→ **TASK**
Scan the entries below for the word "location". Copy each line that has it.

→ **RECORDED DATA**
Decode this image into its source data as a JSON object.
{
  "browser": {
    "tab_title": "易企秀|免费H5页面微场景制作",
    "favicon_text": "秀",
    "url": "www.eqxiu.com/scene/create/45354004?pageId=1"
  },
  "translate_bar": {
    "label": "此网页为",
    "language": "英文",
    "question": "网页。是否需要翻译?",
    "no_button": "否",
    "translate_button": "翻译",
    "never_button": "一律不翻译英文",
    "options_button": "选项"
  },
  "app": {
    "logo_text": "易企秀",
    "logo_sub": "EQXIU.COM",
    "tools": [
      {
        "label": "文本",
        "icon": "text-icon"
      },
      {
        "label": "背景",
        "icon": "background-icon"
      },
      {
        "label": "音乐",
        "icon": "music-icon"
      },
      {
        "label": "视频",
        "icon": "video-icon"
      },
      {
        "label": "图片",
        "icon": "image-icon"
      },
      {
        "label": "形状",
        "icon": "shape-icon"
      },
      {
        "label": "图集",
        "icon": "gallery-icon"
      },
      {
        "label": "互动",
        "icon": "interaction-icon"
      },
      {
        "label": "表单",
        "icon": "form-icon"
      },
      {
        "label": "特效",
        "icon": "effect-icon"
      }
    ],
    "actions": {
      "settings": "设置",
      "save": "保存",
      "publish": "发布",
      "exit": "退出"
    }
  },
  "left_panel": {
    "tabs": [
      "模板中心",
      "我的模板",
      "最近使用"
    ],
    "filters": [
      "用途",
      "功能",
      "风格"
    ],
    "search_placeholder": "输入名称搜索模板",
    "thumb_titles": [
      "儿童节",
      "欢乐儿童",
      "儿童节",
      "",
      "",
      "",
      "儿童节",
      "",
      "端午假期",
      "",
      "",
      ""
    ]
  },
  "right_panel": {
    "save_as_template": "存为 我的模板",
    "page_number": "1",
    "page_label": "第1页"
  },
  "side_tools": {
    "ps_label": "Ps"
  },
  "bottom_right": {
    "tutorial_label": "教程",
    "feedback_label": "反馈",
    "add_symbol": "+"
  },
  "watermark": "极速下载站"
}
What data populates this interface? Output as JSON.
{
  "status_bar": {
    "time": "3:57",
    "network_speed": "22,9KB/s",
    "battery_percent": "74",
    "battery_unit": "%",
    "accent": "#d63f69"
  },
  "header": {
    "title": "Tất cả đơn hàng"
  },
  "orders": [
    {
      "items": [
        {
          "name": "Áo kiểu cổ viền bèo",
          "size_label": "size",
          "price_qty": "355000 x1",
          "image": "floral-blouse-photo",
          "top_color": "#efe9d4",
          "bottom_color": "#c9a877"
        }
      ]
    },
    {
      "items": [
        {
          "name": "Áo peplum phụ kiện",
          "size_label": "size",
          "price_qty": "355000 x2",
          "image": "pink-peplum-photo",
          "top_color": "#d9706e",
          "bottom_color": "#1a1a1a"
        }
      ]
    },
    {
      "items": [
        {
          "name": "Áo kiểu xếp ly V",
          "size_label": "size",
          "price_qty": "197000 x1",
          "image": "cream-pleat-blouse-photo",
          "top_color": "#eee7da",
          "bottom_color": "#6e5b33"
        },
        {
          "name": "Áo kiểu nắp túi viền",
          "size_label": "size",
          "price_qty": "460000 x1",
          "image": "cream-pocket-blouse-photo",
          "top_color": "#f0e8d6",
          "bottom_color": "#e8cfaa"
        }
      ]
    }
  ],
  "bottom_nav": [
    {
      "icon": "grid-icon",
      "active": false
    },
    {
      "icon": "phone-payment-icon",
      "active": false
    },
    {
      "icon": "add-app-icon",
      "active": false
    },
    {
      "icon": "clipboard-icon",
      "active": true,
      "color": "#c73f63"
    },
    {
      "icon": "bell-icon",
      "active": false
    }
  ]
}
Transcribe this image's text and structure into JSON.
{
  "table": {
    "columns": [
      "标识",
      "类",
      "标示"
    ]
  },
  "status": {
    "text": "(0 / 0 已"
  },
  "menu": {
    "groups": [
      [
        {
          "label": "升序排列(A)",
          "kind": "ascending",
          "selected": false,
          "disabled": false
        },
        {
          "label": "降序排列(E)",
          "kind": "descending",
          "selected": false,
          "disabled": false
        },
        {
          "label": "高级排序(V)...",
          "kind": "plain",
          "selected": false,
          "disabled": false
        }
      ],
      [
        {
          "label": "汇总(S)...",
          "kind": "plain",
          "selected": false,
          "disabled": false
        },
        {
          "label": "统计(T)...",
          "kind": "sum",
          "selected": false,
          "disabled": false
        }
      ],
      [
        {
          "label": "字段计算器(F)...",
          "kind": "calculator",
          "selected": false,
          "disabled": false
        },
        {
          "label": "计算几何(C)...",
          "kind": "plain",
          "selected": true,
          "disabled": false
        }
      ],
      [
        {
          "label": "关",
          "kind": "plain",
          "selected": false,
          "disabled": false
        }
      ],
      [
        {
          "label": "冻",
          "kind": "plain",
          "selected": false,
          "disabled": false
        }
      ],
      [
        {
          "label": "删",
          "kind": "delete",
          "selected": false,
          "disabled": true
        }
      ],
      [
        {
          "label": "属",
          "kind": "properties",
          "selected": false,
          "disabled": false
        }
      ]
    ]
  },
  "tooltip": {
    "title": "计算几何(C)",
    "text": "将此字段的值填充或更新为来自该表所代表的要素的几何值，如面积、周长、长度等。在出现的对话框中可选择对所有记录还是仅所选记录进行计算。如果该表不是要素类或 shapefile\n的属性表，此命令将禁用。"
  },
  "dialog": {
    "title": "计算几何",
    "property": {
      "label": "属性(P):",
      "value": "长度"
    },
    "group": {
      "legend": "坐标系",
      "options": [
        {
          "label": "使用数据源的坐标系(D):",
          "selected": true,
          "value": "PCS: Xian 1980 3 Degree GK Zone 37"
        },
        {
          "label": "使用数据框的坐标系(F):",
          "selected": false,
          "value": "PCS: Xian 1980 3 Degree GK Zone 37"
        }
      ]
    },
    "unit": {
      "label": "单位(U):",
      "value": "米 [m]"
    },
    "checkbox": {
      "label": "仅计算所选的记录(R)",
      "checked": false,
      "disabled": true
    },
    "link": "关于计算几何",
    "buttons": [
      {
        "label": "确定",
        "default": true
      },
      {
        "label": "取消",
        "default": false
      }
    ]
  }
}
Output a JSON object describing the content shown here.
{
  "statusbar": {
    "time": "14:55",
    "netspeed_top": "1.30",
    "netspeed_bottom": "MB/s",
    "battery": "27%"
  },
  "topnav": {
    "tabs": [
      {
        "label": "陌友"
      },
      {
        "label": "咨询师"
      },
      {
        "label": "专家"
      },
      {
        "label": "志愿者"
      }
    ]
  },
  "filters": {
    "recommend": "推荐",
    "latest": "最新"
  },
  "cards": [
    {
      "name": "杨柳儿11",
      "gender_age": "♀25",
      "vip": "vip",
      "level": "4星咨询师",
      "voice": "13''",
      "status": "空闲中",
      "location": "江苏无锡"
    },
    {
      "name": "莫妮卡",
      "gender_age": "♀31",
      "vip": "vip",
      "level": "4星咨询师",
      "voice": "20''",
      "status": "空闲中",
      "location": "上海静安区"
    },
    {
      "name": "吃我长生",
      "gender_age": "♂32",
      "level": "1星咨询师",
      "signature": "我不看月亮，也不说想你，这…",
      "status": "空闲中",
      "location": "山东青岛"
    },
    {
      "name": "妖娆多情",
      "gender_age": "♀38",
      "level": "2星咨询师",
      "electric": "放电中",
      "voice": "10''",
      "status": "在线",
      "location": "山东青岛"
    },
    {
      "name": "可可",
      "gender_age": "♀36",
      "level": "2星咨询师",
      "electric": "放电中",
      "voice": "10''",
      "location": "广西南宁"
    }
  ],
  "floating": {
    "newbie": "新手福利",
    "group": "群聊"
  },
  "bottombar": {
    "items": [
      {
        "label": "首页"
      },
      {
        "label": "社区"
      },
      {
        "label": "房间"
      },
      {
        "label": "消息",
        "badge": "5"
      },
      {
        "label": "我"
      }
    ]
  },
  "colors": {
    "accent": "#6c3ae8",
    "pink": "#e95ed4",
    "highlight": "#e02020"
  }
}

→ **RESPONSE BELOW**
      "location": "江苏无锡"
      "location": "上海静安区"
      "location": "山东青岛"
      "location": "山东青岛"
      "location": "广西南宁"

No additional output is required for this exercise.